[Material provided start]

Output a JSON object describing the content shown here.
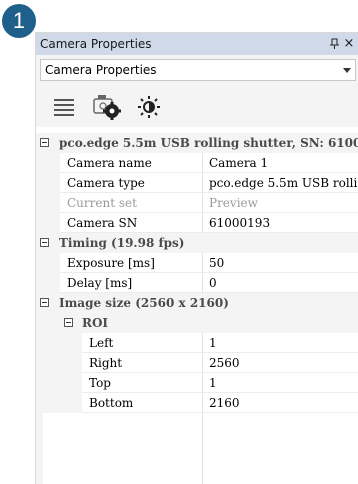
{
  "badge": "1",
  "panel": {
    "title": "Camera Properties",
    "close_label": "×",
    "selector_value": "Camera Properties"
  },
  "toolbar": {
    "icons": [
      "list-icon",
      "camera-settings-icon",
      "brightness-icon"
    ]
  },
  "groups": [
    {
      "header": "pco.edge 5.5m USB rolling shutter, SN: 6100...",
      "rows": [
        {
          "name": "Camera name",
          "value": "Camera 1"
        },
        {
          "name": "Camera type",
          "value": "pco.edge 5.5m USB rolli..."
        },
        {
          "name": "Current set",
          "value": "Preview",
          "disabled": true
        },
        {
          "name": "Camera SN",
          "value": "61000193"
        }
      ]
    },
    {
      "header": "Timing (19.98 fps)",
      "rows": [
        {
          "name": "Exposure [ms]",
          "value": "50"
        },
        {
          "name": "Delay [ms]",
          "value": "0"
        }
      ]
    },
    {
      "header": "Image size (2560 x 2160)",
      "subgroup": "ROI",
      "rows": [
        {
          "name": "Left",
          "value": "1"
        },
        {
          "name": "Right",
          "value": "2560"
        },
        {
          "name": "Top",
          "value": "1"
        },
        {
          "name": "Bottom",
          "value": "2160"
        }
      ]
    }
  ]
}
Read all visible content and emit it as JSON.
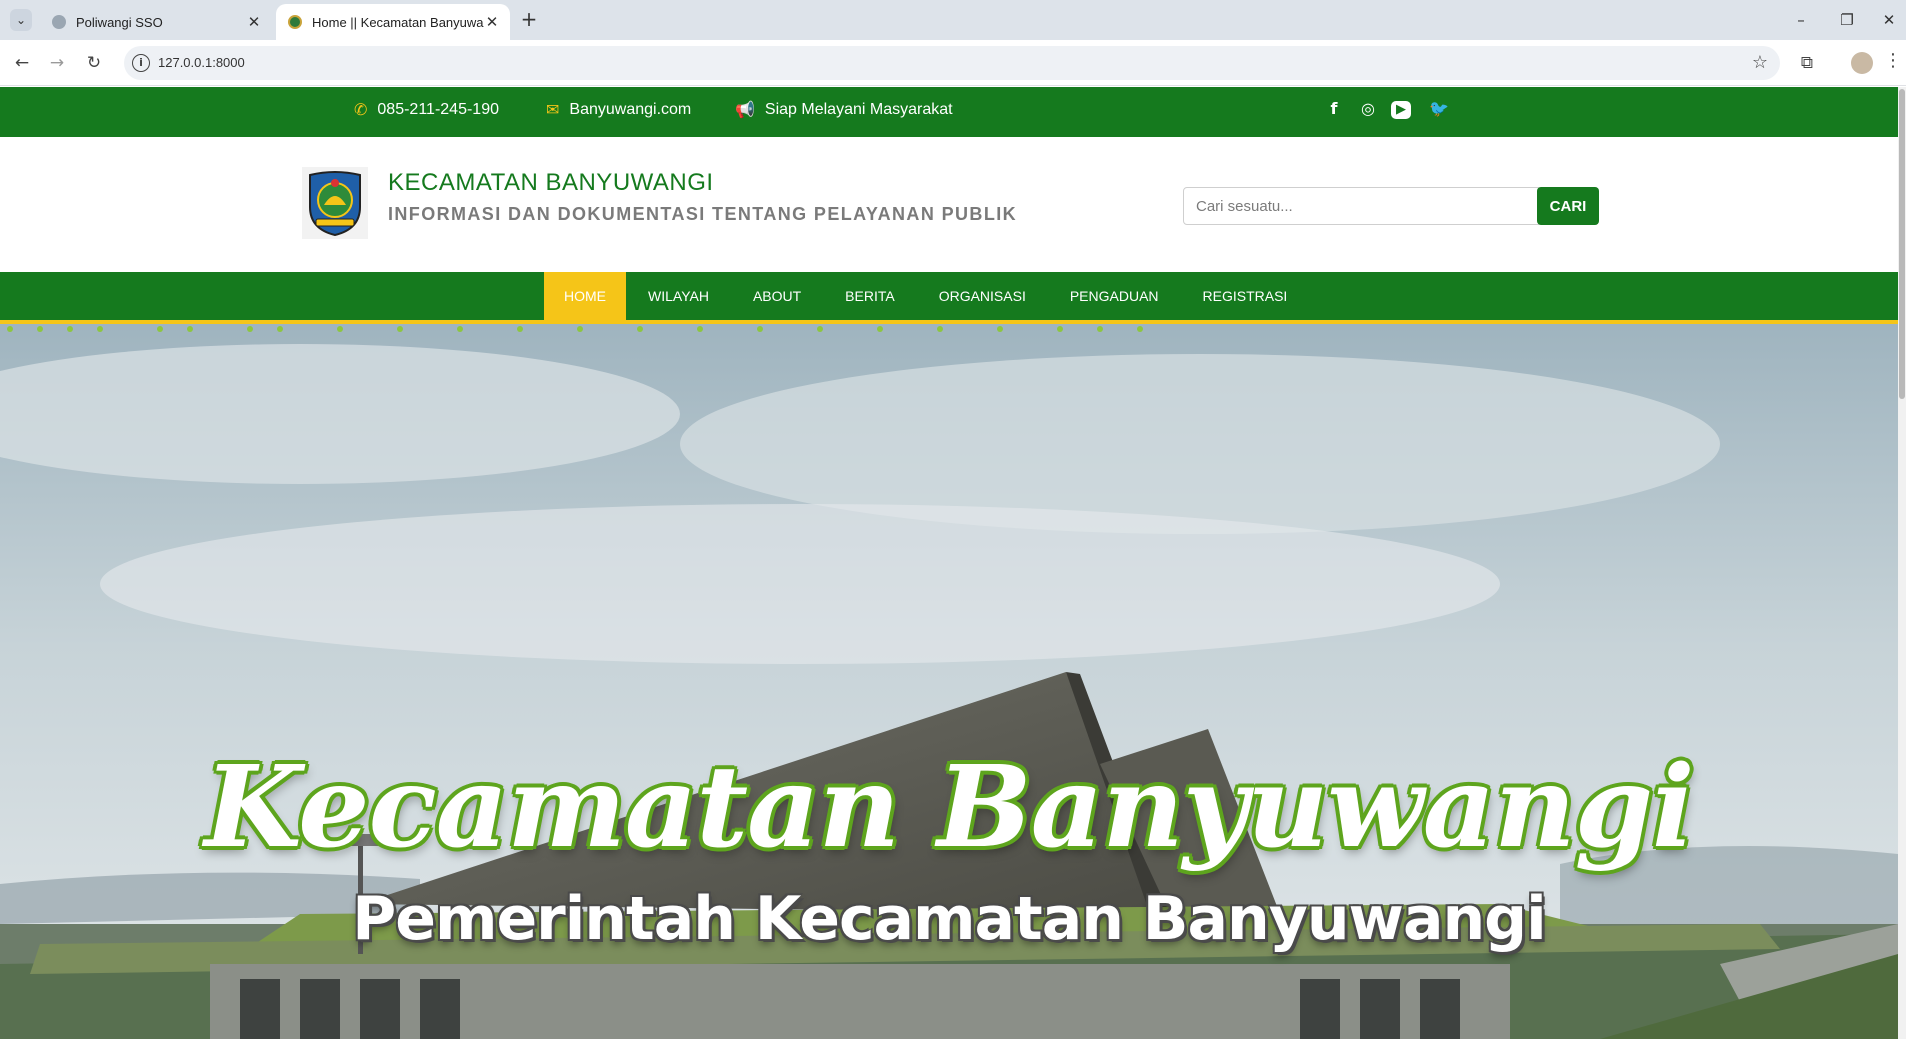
{
  "browser": {
    "tabs": [
      {
        "title": "Poliwangi SSO",
        "active": false
      },
      {
        "title": "Home || Kecamatan Banyuwangi",
        "active": true
      }
    ],
    "url": "127.0.0.1:8000",
    "window_controls": {
      "minimize": "–",
      "restore": "❐",
      "close": "✕"
    }
  },
  "topbar": {
    "phone": "085-211-245-190",
    "email": "Banyuwangi.com",
    "tagline": "Siap Melayani Masyarakat",
    "social": [
      "facebook-icon",
      "instagram-icon",
      "youtube-icon",
      "twitter-icon"
    ],
    "social_glyphs": {
      "facebook": "f",
      "instagram": "◎",
      "youtube": "▶",
      "twitter": "🐦"
    }
  },
  "header": {
    "title": "KECAMATAN BANYUWANGI",
    "subtitle": "INFORMASI DAN DOKUMENTASI TENTANG PELAYANAN PUBLIK",
    "search_placeholder": "Cari sesuatu...",
    "search_button": "CARI"
  },
  "nav": {
    "items": [
      {
        "label": "HOME",
        "active": true
      },
      {
        "label": "WILAYAH"
      },
      {
        "label": "ABOUT"
      },
      {
        "label": "BERITA"
      },
      {
        "label": "ORGANISASI"
      },
      {
        "label": "PENGADUAN"
      },
      {
        "label": "REGISTRASI"
      }
    ]
  },
  "hero": {
    "title": "Kecamatan Banyuwangi",
    "subtitle": "Pemerintah Kecamatan Banyuwangi"
  },
  "colors": {
    "brand_green": "#157a1e",
    "accent_yellow": "#f5c518",
    "subtitle_gray": "#7a7a7a"
  }
}
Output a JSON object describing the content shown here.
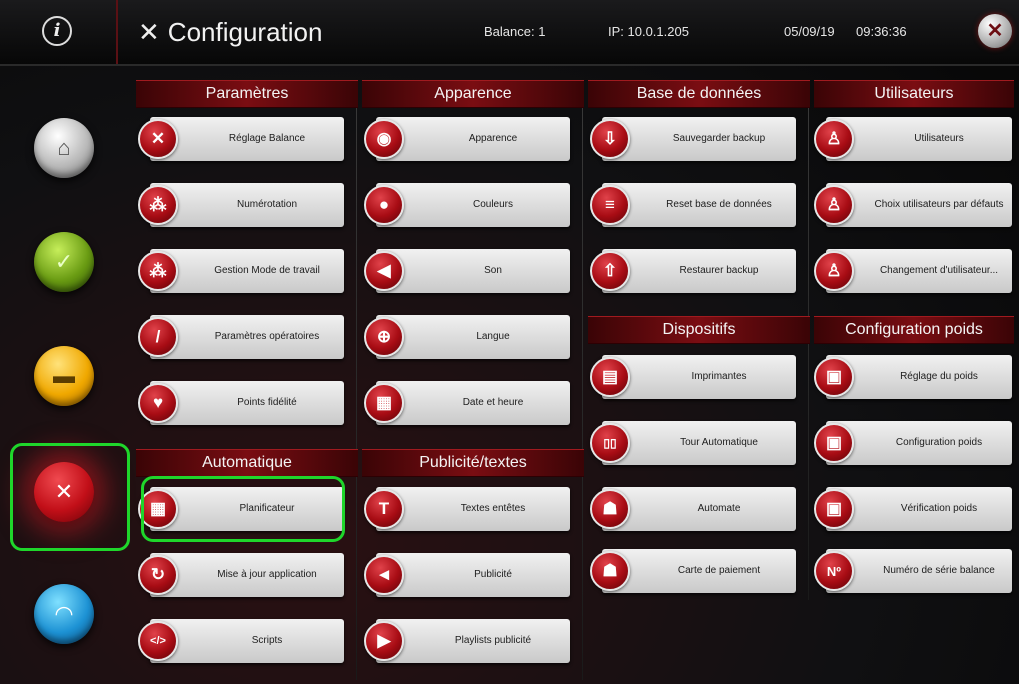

[Material provided end]

• What is expected: Calculate how many lines of the material include the string "header", and state that number by itself.

• Full answer: 4